(Records)
□ □ □ □ □ □ □

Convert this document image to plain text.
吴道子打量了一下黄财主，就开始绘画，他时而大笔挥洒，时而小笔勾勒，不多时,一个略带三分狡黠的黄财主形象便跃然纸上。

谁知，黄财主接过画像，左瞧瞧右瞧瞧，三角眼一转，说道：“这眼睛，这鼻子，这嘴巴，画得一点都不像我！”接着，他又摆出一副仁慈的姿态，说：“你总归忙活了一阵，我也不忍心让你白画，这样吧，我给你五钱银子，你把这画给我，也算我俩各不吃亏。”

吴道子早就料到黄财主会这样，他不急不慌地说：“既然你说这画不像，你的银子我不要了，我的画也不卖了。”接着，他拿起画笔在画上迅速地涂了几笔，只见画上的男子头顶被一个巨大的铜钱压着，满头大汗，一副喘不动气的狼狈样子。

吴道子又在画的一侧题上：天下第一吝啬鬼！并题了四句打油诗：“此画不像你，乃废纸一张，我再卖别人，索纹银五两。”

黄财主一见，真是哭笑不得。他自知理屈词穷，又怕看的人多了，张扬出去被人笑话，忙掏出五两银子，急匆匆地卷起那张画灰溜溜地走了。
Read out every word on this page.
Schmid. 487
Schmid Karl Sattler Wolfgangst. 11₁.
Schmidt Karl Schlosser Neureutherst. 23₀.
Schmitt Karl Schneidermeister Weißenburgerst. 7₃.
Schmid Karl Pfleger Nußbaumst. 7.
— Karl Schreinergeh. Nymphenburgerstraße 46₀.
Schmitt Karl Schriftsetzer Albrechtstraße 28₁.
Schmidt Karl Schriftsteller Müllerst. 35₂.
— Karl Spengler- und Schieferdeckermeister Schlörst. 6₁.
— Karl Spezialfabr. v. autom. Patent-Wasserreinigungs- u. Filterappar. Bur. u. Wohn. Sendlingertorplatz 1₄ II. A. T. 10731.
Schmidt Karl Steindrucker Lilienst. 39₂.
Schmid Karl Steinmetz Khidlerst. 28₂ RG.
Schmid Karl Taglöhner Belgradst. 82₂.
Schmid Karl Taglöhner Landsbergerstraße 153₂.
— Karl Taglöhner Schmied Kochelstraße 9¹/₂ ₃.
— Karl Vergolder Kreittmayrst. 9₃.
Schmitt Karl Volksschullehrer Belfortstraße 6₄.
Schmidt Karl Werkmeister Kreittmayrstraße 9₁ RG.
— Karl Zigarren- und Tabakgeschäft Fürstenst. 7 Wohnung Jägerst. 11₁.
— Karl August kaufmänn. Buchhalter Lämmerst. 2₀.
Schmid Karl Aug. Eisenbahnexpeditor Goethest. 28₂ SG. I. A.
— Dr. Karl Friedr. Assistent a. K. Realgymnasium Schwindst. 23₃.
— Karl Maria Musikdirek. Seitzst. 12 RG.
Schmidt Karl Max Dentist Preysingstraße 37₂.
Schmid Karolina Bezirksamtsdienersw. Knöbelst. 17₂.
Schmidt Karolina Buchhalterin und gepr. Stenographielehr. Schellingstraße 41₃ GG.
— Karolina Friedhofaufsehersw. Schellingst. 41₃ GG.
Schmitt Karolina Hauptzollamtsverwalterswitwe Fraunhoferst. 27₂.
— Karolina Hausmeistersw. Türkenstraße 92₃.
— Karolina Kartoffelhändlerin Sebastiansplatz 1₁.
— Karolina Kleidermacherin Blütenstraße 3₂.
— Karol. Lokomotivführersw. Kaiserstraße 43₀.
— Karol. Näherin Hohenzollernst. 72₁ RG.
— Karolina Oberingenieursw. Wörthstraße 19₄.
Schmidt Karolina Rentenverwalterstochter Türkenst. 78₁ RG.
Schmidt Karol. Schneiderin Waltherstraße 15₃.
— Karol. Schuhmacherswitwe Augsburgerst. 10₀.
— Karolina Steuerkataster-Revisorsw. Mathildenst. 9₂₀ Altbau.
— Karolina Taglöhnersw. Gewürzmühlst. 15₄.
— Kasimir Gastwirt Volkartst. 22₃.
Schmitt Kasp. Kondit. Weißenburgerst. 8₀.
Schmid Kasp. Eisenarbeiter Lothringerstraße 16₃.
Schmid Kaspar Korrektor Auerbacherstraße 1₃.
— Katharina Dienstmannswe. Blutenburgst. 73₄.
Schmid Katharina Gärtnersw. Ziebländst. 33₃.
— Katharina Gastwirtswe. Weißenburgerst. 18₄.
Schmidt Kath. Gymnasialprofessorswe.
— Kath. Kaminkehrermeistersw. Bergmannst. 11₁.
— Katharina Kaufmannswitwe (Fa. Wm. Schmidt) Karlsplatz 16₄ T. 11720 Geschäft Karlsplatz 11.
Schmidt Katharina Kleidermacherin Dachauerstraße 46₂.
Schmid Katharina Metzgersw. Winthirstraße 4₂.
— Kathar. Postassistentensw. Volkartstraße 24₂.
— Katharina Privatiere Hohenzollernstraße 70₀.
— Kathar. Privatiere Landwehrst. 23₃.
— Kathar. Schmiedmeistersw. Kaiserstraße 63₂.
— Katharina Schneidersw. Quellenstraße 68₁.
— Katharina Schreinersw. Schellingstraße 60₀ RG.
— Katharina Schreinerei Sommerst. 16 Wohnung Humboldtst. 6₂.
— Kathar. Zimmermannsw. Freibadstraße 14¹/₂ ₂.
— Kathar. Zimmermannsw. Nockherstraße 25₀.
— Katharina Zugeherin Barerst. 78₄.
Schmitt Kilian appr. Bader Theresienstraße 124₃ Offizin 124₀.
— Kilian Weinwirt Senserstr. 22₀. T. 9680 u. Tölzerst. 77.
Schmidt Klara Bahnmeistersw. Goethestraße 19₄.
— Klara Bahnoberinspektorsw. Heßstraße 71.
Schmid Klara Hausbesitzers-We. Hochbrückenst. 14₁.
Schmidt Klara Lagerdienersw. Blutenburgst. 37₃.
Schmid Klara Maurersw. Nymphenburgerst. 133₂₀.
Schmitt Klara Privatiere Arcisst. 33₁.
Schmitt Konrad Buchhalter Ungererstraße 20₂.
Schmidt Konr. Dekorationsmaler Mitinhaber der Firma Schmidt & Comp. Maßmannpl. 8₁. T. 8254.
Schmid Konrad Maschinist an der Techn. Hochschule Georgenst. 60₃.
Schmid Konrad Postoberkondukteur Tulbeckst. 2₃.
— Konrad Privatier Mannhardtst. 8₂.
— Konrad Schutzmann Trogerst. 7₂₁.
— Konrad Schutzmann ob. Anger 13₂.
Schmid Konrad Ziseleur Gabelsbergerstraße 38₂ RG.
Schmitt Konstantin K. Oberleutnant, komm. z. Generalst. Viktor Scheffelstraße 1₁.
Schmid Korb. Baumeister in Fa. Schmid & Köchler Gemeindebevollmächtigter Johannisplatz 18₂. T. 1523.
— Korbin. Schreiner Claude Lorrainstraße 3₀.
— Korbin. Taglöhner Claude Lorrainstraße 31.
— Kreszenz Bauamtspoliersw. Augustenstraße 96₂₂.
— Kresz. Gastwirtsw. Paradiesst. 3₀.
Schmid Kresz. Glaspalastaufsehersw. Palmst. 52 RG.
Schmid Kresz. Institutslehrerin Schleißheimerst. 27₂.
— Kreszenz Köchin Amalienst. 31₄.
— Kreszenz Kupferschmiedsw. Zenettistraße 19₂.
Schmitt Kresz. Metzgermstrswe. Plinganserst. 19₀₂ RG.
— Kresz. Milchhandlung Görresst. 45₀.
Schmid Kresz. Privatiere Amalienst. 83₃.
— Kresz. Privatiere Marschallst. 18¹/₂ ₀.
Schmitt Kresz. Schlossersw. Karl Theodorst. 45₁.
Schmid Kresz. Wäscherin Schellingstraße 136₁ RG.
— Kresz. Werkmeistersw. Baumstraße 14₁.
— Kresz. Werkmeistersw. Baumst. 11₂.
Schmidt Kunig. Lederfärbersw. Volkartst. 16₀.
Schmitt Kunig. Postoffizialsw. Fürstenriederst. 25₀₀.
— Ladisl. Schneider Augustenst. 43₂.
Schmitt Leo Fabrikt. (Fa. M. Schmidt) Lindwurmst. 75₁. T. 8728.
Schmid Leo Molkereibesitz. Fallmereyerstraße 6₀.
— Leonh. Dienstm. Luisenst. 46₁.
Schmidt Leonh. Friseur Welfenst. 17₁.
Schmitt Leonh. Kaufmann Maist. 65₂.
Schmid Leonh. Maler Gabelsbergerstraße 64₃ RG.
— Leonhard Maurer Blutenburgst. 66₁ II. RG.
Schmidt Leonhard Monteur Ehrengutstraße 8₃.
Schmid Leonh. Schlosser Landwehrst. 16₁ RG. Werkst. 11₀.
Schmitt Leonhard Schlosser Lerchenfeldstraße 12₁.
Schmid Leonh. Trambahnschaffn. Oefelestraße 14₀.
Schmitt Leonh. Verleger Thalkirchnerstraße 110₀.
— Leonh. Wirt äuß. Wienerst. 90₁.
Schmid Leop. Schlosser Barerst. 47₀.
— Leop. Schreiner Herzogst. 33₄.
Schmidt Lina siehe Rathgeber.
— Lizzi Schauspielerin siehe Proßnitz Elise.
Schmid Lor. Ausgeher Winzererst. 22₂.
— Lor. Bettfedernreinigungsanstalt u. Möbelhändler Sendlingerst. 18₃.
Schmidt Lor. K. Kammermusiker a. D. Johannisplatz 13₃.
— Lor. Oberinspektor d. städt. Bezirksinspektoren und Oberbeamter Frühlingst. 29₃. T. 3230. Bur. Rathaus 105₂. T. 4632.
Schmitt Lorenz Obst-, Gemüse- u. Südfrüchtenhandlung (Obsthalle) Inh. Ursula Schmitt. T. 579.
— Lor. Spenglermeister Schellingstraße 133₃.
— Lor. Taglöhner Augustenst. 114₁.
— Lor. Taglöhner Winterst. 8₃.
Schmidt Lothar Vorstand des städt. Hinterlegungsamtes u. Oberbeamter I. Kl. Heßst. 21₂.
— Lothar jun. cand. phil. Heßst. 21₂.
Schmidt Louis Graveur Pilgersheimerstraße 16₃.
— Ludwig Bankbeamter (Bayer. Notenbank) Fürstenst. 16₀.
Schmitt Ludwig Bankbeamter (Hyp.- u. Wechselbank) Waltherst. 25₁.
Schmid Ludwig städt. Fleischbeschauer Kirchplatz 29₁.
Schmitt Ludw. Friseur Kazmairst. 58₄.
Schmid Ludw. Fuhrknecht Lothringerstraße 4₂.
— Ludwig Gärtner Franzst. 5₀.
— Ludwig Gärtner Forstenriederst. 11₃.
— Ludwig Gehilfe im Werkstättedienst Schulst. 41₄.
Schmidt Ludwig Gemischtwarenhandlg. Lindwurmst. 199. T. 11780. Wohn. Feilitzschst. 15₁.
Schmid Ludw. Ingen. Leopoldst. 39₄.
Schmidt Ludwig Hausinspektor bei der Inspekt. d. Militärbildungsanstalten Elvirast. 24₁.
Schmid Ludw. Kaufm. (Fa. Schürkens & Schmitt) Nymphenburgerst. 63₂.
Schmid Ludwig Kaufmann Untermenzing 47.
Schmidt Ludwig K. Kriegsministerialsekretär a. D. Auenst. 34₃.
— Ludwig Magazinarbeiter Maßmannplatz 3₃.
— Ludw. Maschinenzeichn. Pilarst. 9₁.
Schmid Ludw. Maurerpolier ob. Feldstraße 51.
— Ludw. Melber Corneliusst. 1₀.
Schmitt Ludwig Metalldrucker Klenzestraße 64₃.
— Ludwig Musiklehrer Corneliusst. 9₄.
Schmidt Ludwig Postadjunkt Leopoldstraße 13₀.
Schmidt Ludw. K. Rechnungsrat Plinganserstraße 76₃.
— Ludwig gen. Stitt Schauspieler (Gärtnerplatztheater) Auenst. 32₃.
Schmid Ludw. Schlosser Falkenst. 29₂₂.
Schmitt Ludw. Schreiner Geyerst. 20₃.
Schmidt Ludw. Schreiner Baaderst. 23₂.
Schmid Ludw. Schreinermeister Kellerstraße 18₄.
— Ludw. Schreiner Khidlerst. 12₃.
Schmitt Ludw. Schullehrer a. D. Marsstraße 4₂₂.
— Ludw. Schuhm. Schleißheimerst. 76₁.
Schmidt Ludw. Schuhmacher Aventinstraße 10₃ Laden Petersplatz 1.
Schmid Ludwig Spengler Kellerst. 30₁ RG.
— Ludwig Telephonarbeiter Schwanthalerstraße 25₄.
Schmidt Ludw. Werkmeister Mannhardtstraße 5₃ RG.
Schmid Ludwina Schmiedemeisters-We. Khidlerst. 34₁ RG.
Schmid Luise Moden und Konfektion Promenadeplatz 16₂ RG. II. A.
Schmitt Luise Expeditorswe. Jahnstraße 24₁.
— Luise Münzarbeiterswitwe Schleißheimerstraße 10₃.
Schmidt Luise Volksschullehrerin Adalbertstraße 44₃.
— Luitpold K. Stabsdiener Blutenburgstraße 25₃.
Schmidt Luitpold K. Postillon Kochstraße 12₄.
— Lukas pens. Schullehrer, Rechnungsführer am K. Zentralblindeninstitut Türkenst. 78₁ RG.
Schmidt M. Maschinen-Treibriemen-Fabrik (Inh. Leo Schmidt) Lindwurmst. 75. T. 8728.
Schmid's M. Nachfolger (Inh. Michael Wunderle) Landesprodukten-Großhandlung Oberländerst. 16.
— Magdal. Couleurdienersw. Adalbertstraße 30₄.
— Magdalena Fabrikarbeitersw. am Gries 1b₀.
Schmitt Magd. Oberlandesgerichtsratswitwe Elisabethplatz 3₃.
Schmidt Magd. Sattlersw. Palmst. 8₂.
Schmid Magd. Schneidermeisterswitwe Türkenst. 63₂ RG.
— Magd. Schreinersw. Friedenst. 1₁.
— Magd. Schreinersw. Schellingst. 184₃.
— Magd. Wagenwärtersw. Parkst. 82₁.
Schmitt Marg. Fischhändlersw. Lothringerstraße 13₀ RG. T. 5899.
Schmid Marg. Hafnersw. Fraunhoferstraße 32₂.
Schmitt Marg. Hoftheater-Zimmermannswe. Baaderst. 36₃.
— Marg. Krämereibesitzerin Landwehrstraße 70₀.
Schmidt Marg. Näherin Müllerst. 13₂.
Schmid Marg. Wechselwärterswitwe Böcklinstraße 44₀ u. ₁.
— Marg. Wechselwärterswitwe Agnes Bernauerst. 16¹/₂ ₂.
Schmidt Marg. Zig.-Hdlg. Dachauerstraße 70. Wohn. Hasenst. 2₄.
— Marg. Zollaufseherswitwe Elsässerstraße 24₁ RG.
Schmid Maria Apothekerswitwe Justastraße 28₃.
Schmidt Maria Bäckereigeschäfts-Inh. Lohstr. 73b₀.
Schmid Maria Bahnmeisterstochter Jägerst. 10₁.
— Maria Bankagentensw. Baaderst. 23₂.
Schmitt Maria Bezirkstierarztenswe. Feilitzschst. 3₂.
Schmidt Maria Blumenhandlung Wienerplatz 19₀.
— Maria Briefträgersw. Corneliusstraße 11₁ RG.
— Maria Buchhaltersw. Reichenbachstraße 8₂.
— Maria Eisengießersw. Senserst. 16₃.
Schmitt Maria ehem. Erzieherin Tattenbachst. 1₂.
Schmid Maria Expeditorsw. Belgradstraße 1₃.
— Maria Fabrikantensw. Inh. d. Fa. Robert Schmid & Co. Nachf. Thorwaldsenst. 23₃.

□ □ □ □ □ □ □

Tally up how many lines in the preceding listing contain the word "Dachauerstraße". Give nothing but the number.

*WRITTEN SOLUTION*: 2